[Records from a collection]
┏━━
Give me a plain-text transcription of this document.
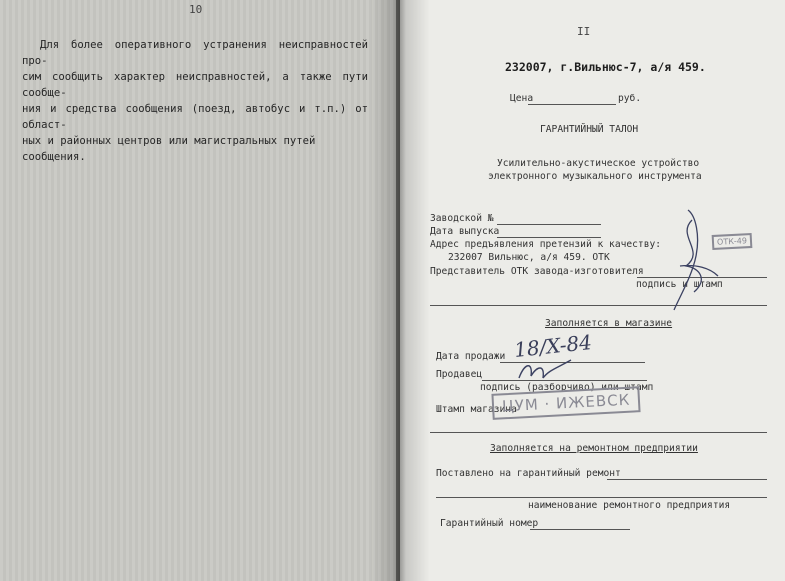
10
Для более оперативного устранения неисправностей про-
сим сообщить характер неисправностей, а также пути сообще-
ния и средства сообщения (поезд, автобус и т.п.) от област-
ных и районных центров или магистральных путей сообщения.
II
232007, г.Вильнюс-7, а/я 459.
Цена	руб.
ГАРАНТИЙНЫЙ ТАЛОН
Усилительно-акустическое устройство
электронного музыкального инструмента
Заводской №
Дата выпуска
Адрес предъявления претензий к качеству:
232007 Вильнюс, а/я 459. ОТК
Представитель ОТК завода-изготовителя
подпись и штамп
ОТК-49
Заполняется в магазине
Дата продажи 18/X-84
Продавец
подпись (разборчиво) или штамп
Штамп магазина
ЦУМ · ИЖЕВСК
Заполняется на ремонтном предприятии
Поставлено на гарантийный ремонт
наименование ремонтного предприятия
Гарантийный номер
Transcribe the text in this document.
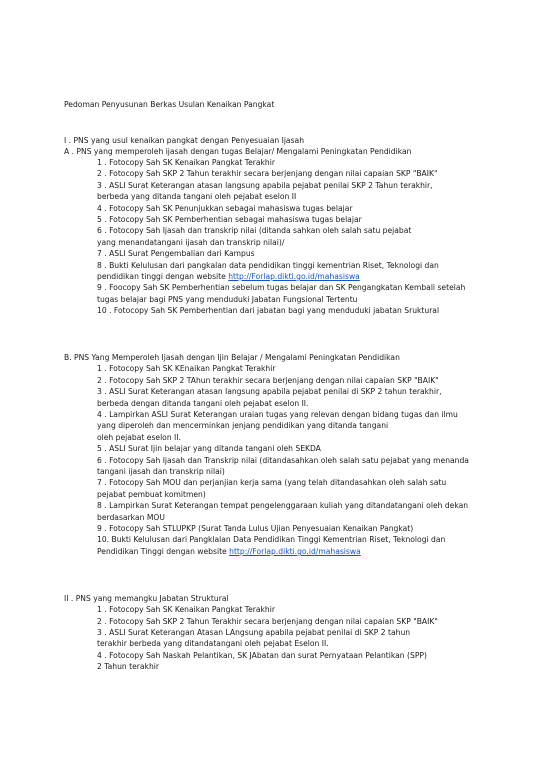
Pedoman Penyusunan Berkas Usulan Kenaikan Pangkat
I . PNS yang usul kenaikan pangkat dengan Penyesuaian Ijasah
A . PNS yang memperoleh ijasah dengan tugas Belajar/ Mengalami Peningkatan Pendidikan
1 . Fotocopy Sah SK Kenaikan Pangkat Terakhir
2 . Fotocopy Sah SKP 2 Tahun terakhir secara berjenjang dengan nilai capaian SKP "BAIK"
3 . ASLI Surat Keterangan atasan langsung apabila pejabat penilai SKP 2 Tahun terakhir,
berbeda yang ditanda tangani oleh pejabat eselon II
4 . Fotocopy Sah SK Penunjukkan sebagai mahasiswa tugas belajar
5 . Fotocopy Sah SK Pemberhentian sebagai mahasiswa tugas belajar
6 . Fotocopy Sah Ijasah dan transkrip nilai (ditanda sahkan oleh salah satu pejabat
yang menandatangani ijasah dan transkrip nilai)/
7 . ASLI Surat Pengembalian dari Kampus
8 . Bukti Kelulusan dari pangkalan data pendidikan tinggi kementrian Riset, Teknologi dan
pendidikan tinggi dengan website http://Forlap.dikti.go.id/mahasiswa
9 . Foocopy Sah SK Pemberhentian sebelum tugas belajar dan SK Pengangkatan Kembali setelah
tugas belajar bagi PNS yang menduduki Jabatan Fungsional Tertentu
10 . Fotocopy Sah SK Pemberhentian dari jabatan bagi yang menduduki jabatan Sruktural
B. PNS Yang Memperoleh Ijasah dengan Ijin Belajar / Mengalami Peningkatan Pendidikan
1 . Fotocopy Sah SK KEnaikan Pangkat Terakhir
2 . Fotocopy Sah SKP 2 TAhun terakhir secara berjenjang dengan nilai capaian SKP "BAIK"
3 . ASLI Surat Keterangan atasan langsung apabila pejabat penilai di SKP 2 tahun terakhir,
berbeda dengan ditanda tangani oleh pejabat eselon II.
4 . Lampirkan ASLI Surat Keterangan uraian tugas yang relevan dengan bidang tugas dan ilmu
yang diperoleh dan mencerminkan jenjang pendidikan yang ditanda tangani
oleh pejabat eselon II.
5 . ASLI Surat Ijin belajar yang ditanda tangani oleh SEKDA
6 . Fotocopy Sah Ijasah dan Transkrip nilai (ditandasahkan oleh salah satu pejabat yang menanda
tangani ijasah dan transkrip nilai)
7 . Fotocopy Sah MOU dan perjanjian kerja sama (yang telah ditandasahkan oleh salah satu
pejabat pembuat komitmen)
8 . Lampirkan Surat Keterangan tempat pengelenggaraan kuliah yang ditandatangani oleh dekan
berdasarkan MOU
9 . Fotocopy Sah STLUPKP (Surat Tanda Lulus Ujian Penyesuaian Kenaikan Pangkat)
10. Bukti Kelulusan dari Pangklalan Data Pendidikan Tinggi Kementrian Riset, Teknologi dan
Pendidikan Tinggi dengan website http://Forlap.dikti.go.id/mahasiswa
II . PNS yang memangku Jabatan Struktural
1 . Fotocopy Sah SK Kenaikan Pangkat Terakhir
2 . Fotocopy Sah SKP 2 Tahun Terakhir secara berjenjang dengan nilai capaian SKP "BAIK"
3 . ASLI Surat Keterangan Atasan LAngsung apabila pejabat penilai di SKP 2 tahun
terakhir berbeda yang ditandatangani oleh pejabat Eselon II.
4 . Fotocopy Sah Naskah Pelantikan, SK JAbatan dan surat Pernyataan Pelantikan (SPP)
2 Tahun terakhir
┗━━
§ **Your task**
Pictures in the data above should not be copied; transcribe everything else exactly.

§ **Result of this exercise**
Give me a plain-text transcription of this document.
10
Для более оперативного устранения неисправностей про-
сим сообщить характер неисправностей, а также пути сообще-
ния и средства сообщения (поезд, автобус и т.п.) от област-
ных и районных центров или магистральных путей сообщения.
II
232007, г.Вильнюс-7, а/я 459.
Цена	руб.
ГАРАНТИЙНЫЙ ТАЛОН
Усилительно-акустическое устройство
электронного музыкального инструмента
Заводской №
Дата выпуска
Адрес предъявления претензий к качеству:
232007 Вильнюс, а/я 459. ОТК
Представитель ОТК завода-изготовителя
подпись и штамп
ОТК-49
Заполняется в магазине
Дата продажи 18/X-84
Продавец
подпись (разборчиво) или штамп
Штамп магазина
ЦУМ · ИЖЕВСК
Заполняется на ремонтном предприятии
Поставлено на гарантийный ремонт
наименование ремонтного предприятия
Гарантийный номер
Transcribe the text in this document.
Pedoman Penyusunan Berkas Usulan Kenaikan Pangkat
I . PNS yang usul kenaikan pangkat dengan Penyesuaian Ijasah
A . PNS yang memperoleh ijasah dengan tugas Belajar/ Mengalami Peningkatan Pendidikan
1 . Fotocopy Sah SK Kenaikan Pangkat Terakhir
2 . Fotocopy Sah SKP 2 Tahun terakhir secara berjenjang dengan nilai capaian SKP "BAIK"
3 . ASLI Surat Keterangan atasan langsung apabila pejabat penilai SKP 2 Tahun terakhir,
berbeda yang ditanda tangani oleh pejabat eselon II
4 . Fotocopy Sah SK Penunjukkan sebagai mahasiswa tugas belajar
5 . Fotocopy Sah SK Pemberhentian sebagai mahasiswa tugas belajar
6 . Fotocopy Sah Ijasah dan transkrip nilai (ditanda sahkan oleh salah satu pejabat
yang menandatangani ijasah dan transkrip nilai)/
7 . ASLI Surat Pengembalian dari Kampus
8 . Bukti Kelulusan dari pangkalan data pendidikan tinggi kementrian Riset, Teknologi dan
pendidikan tinggi dengan website http://Forlap.dikti.go.id/mahasiswa
9 . Foocopy Sah SK Pemberhentian sebelum tugas belajar dan SK Pengangkatan Kembali setelah
tugas belajar bagi PNS yang menduduki Jabatan Fungsional Tertentu
10 . Fotocopy Sah SK Pemberhentian dari jabatan bagi yang menduduki jabatan Sruktural
B. PNS Yang Memperoleh Ijasah dengan Ijin Belajar / Mengalami Peningkatan Pendidikan
1 . Fotocopy Sah SK KEnaikan Pangkat Terakhir
2 . Fotocopy Sah SKP 2 TAhun terakhir secara berjenjang dengan nilai capaian SKP "BAIK"
3 . ASLI Surat Keterangan atasan langsung apabila pejabat penilai di SKP 2 tahun terakhir,
berbeda dengan ditanda tangani oleh pejabat eselon II.
4 . Lampirkan ASLI Surat Keterangan uraian tugas yang relevan dengan bidang tugas dan ilmu
yang diperoleh dan mencerminkan jenjang pendidikan yang ditanda tangani
oleh pejabat eselon II.
5 . ASLI Surat Ijin belajar yang ditanda tangani oleh SEKDA
6 . Fotocopy Sah Ijasah dan Transkrip nilai (ditandasahkan oleh salah satu pejabat yang menanda
tangani ijasah dan transkrip nilai)
7 . Fotocopy Sah MOU dan perjanjian kerja sama (yang telah ditandasahkan oleh salah satu
pejabat pembuat komitmen)
8 . Lampirkan Surat Keterangan tempat pengelenggaraan kuliah yang ditandatangani oleh dekan
berdasarkan MOU
9 . Fotocopy Sah STLUPKP (Surat Tanda Lulus Ujian Penyesuaian Kenaikan Pangkat)
10. Bukti Kelulusan dari Pangklalan Data Pendidikan Tinggi Kementrian Riset, Teknologi dan
Pendidikan Tinggi dengan website http://Forlap.dikti.go.id/mahasiswa
II . PNS yang memangku Jabatan Struktural
1 . Fotocopy Sah SK Kenaikan Pangkat Terakhir
2 . Fotocopy Sah SKP 2 Tahun Terakhir secara berjenjang dengan nilai capaian SKP "BAIK"
3 . ASLI Surat Keterangan Atasan LAngsung apabila pejabat penilai di SKP 2 tahun
terakhir berbeda yang ditandatangani oleh pejabat Eselon II.
4 . Fotocopy Sah Naskah Pelantikan, SK JAbatan dan surat Pernyataan Pelantikan (SPP)
2 Tahun terakhir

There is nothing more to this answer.